(Saved data entries)
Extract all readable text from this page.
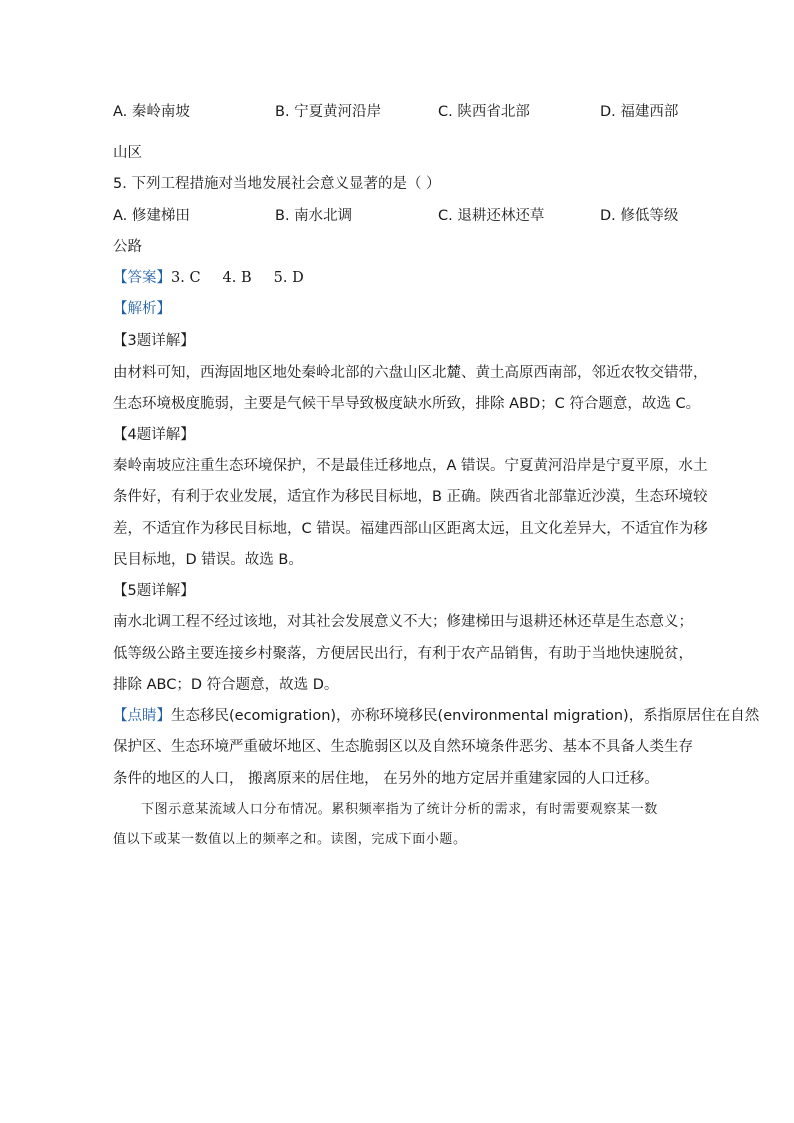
A. 秦岭南坡	B. 宁夏黄河沿岸	C. 陕西省北部	D. 福建西部
山区
5. 下列工程措施对当地发展社会意义显著的是（ ）
A. 修建梯田	B. 南水北调	C. 退耕还林还草	D. 修低等级
公路
【答案】3. C 4. B 5. D
【解析】
【3题详解】
由材料可知，西海固地区地处秦岭北部的六盘山区北麓、黄土高原西南部，邻近农牧交错带，
生态环境极度脆弱，主要是气候干旱导致极度缺水所致，排除 ABD；C 符合题意，故选 C。
【4题详解】
秦岭南坡应注重生态环境保护，不是最佳迁移地点，A 错误。宁夏黄河沿岸是宁夏平原，水土
条件好，有利于农业发展，适宜作为移民目标地，B 正确。陕西省北部靠近沙漠，生态环境较
差，不适宜作为移民目标地，C 错误。福建西部山区距离太远，且文化差异大，不适宜作为移
民目标地，D 错误。故选 B。
【5题详解】
南水北调工程不经过该地，对其社会发展意义不大；修建梯田与退耕还林还草是生态意义；
低等级公路主要连接乡村聚落，方便居民出行，有利于农产品销售，有助于当地快速脱贫，
排除 ABC；D 符合题意，故选 D。
【点睛】生态移民(ecomigration)，亦称环境移民(environmental migration)，系指原居住在自然
保护区、生态环境严重破坏地区、生态脆弱区以及自然环境条件恶劣、基本不具备人类生存
条件的地区的人口， 搬离原来的居住地， 在另外的地方定居并重建家园的人口迁移。
下图示意某流域人口分布情况。累积频率指为了统计分析的需求，有时需要观察某一数
值以下或某一数值以上的频率之和。读图，完成下面小题。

- Work to be completed -
Copy out each line of the records that holds the string "符合题意".

- Answer in full -
生态环境极度脆弱，主要是气候干旱导致极度缺水所致，排除 ABD；C 符合题意，故选 C。
排除 ABC；D 符合题意，故选 D。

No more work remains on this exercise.